*** Provided data
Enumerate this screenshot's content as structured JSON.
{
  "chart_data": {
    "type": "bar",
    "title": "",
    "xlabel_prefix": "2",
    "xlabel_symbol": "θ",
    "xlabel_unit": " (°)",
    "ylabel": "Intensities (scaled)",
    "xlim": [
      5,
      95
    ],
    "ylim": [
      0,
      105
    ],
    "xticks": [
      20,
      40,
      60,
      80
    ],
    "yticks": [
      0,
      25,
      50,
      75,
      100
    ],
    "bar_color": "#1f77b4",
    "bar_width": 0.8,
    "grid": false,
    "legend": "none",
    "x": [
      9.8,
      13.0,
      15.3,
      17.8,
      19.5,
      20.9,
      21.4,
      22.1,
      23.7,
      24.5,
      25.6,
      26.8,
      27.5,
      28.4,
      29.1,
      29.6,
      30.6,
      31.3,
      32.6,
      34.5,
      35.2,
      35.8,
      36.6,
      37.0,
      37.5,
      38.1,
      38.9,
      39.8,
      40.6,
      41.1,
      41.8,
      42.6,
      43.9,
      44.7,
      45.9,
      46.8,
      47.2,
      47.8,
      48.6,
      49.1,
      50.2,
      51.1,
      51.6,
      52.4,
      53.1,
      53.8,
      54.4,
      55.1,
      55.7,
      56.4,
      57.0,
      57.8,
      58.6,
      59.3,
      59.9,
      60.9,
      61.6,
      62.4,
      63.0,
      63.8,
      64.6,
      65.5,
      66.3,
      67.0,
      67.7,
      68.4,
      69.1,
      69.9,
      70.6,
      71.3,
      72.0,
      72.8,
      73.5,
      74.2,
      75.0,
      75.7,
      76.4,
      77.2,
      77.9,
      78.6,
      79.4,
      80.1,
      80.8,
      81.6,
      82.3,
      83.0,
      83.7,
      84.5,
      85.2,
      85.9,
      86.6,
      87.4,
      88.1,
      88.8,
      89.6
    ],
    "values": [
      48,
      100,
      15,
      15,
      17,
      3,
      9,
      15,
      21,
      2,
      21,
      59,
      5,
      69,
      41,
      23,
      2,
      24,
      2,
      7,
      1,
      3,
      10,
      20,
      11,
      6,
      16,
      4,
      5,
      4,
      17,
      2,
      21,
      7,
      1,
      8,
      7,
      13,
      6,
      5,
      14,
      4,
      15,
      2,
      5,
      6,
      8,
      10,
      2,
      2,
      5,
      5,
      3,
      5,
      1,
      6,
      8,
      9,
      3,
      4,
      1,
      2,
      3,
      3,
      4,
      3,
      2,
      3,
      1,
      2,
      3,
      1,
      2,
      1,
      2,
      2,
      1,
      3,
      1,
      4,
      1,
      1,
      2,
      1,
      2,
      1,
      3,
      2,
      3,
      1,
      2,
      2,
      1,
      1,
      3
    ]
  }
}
******
Exercise – Copy every line of the records word for word.

Solution below –
Enumerate this screenshot's content as structured JSON.
{
  "chart_data": {
    "type": "bar",
    "title": "",
    "xlabel_prefix": "2",
    "xlabel_symbol": "θ",
    "xlabel_unit": " (°)",
    "ylabel": "Intensities (scaled)",
    "xlim": [
      5,
      95
    ],
    "ylim": [
      0,
      105
    ],
    "xticks": [
      20,
      40,
      60,
      80
    ],
    "yticks": [
      0,
      25,
      50,
      75,
      100
    ],
    "bar_color": "#1f77b4",
    "bar_width": 0.8,
    "grid": false,
    "legend": "none",
    "x": [
      9.8,
      13.0,
      15.3,
      17.8,
      19.5,
      20.9,
      21.4,
      22.1,
      23.7,
      24.5,
      25.6,
      26.8,
      27.5,
      28.4,
      29.1,
      29.6,
      30.6,
      31.3,
      32.6,
      34.5,
      35.2,
      35.8,
      36.6,
      37.0,
      37.5,
      38.1,
      38.9,
      39.8,
      40.6,
      41.1,
      41.8,
      42.6,
      43.9,
      44.7,
      45.9,
      46.8,
      47.2,
      47.8,
      48.6,
      49.1,
      50.2,
      51.1,
      51.6,
      52.4,
      53.1,
      53.8,
      54.4,
      55.1,
      55.7,
      56.4,
      57.0,
      57.8,
      58.6,
      59.3,
      59.9,
      60.9,
      61.6,
      62.4,
      63.0,
      63.8,
      64.6,
      65.5,
      66.3,
      67.0,
      67.7,
      68.4,
      69.1,
      69.9,
      70.6,
      71.3,
      72.0,
      72.8,
      73.5,
      74.2,
      75.0,
      75.7,
      76.4,
      77.2,
      77.9,
      78.6,
      79.4,
      80.1,
      80.8,
      81.6,
      82.3,
      83.0,
      83.7,
      84.5,
      85.2,
      85.9,
      86.6,
      87.4,
      88.1,
      88.8,
      89.6
    ],
    "values": [
      48,
      100,
      15,
      15,
      17,
      3,
      9,
      15,
      21,
      2,
      21,
      59,
      5,
      69,
      41,
      23,
      2,
      24,
      2,
      7,
      1,
      3,
      10,
      20,
      11,
      6,
      16,
      4,
      5,
      4,
      17,
      2,
      21,
      7,
      1,
      8,
      7,
      13,
      6,
      5,
      14,
      4,
      15,
      2,
      5,
      6,
      8,
      10,
      2,
      2,
      5,
      5,
      3,
      5,
      1,
      6,
      8,
      9,
      3,
      4,
      1,
      2,
      3,
      3,
      4,
      3,
      2,
      3,
      1,
      2,
      3,
      1,
      2,
      1,
      2,
      2,
      1,
      3,
      1,
      4,
      1,
      1,
      2,
      1,
      2,
      1,
      3,
      2,
      3,
      1,
      2,
      2,
      1,
      1,
      3
    ]
  }
}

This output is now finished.